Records

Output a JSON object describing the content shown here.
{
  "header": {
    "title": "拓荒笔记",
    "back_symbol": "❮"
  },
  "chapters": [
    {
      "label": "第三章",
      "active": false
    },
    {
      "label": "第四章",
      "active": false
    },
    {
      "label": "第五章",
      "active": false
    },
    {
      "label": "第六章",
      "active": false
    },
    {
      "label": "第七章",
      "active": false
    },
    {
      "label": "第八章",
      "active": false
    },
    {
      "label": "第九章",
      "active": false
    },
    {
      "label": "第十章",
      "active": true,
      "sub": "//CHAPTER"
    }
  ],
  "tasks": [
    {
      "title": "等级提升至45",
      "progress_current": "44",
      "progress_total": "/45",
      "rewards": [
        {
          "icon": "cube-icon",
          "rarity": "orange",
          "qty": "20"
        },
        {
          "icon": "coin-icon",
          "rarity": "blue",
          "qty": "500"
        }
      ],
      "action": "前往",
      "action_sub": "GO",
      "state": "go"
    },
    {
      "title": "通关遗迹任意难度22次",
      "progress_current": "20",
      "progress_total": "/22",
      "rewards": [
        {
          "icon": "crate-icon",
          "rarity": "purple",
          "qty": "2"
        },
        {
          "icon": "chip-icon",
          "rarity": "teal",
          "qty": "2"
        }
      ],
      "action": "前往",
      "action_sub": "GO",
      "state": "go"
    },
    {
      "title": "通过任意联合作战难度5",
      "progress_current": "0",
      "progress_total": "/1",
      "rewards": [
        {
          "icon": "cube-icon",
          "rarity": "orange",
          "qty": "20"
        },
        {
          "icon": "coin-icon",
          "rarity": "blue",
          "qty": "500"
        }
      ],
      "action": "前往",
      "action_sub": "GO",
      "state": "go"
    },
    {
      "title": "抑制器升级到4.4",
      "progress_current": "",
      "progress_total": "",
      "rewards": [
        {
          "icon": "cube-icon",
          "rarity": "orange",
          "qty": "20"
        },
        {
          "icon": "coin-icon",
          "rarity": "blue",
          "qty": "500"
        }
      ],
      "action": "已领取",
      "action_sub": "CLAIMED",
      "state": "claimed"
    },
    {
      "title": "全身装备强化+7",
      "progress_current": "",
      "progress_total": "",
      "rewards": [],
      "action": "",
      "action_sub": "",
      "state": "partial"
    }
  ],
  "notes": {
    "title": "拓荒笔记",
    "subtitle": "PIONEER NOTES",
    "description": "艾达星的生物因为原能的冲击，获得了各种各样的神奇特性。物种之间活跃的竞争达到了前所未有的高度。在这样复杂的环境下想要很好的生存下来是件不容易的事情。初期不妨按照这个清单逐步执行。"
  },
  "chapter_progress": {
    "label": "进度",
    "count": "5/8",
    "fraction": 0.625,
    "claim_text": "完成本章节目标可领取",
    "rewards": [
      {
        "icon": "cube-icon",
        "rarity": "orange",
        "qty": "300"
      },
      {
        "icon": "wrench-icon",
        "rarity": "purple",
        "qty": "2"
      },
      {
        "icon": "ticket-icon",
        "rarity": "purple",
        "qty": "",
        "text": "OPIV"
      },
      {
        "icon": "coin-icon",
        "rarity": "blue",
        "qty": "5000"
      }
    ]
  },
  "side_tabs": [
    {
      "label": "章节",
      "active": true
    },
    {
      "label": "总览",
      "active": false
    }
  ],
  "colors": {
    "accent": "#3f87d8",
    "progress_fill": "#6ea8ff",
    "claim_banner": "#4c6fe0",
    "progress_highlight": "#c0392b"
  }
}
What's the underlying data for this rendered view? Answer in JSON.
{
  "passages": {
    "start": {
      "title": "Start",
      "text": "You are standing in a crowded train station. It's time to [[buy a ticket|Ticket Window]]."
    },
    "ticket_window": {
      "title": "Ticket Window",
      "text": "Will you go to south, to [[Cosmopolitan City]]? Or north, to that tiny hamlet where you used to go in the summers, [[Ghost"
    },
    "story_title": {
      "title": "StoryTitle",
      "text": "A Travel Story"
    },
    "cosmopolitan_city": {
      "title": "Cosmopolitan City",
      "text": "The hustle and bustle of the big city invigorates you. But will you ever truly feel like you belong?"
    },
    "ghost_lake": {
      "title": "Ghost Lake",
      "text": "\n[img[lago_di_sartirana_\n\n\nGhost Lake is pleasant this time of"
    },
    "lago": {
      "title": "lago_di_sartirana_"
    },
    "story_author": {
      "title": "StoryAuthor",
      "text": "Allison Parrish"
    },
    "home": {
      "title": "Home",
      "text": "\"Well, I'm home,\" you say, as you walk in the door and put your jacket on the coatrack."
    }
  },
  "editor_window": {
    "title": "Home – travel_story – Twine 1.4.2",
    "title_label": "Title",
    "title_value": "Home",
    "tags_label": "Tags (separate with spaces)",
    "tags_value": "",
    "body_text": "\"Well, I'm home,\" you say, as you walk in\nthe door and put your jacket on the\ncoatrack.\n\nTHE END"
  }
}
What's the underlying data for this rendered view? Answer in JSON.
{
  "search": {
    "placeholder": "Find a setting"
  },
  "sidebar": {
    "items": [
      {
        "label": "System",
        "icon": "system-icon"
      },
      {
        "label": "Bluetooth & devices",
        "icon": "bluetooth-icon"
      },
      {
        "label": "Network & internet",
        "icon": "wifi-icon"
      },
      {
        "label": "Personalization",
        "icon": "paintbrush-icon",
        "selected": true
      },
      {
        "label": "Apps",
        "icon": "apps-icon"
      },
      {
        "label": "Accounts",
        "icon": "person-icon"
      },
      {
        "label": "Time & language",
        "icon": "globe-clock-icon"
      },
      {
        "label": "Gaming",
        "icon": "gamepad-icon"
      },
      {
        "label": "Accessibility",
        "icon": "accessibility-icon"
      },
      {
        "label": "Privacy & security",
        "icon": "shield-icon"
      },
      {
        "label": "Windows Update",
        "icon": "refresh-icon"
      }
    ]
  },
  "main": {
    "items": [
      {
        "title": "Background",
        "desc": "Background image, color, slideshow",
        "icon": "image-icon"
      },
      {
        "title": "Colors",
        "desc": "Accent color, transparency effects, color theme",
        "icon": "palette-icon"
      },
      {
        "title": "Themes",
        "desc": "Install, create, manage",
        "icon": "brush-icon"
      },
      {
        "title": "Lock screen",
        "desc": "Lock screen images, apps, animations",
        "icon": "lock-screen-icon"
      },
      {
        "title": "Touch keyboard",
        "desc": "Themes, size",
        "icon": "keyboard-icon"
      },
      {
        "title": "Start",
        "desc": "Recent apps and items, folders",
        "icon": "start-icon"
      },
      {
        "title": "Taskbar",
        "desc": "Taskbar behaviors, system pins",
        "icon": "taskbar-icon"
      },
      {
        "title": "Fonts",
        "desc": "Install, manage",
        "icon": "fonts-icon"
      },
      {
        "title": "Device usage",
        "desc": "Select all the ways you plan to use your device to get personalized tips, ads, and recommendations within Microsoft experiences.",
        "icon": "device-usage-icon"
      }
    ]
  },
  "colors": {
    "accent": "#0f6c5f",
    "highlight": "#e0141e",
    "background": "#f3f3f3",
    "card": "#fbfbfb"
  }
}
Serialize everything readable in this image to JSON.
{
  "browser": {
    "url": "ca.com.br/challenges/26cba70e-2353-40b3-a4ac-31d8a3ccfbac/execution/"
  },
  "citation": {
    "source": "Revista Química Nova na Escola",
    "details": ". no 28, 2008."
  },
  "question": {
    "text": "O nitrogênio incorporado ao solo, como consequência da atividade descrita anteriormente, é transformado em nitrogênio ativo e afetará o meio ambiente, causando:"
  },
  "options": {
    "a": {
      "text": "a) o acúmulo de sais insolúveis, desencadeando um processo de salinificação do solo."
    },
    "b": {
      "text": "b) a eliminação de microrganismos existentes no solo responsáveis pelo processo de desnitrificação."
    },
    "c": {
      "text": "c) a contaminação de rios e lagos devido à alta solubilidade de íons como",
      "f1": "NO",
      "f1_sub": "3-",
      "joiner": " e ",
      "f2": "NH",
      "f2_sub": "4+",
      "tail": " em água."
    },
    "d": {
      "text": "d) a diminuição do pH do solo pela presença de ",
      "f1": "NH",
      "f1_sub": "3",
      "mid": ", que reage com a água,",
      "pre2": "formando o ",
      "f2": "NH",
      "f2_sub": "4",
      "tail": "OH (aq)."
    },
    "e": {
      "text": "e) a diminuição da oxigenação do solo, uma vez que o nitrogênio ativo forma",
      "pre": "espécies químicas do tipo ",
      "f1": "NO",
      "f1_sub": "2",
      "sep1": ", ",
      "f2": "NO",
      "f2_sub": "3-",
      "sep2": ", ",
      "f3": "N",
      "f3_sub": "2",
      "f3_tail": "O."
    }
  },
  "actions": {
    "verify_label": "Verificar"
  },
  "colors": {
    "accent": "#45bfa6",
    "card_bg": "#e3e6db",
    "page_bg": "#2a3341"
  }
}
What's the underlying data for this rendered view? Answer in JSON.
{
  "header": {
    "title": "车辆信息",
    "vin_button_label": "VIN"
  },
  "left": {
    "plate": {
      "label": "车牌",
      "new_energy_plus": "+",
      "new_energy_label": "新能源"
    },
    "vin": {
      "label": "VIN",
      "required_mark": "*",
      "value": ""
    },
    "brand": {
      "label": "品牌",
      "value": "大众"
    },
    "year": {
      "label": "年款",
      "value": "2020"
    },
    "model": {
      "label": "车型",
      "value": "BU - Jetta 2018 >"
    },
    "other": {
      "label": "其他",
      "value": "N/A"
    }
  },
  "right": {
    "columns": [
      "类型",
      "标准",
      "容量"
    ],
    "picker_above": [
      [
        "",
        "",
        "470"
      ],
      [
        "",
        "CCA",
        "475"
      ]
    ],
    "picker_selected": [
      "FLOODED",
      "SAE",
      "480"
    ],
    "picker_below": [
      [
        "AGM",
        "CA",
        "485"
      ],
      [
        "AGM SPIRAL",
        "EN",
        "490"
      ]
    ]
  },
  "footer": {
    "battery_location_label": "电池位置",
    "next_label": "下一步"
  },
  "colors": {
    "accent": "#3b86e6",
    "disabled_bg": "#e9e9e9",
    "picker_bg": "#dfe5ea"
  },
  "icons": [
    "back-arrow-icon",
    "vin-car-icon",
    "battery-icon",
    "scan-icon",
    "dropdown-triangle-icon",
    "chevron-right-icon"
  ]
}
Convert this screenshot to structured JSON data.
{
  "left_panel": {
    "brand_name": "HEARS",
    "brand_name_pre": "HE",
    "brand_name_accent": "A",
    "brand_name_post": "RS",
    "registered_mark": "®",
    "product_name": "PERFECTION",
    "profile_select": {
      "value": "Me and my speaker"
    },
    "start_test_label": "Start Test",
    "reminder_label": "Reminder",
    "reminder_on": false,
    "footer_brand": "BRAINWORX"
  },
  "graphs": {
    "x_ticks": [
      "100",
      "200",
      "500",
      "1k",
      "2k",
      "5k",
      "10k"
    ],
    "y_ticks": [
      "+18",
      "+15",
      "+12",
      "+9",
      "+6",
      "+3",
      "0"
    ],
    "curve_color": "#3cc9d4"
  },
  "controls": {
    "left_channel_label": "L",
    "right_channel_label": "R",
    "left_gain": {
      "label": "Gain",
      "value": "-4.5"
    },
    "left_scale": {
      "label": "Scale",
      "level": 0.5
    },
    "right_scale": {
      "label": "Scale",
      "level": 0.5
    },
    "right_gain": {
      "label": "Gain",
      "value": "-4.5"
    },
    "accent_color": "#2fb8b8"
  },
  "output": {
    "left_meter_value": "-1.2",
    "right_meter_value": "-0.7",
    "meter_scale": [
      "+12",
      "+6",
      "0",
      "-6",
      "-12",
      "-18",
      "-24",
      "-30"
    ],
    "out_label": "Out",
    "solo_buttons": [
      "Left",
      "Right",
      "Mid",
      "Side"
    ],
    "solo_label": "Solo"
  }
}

**GIVEN TASK**
Extract, from the material above, each line holding the word "walk".

**RESULT FOR THIS EXERCISE**
      "text": "\"Well, I'm home,\" you say, as you walk in the door and put your jacket on the coatrack."
    "body_text": "\"Well, I'm home,\" you say, as you walk in\nthe door and put your jacket on the\ncoatrack.\n\nTHE END"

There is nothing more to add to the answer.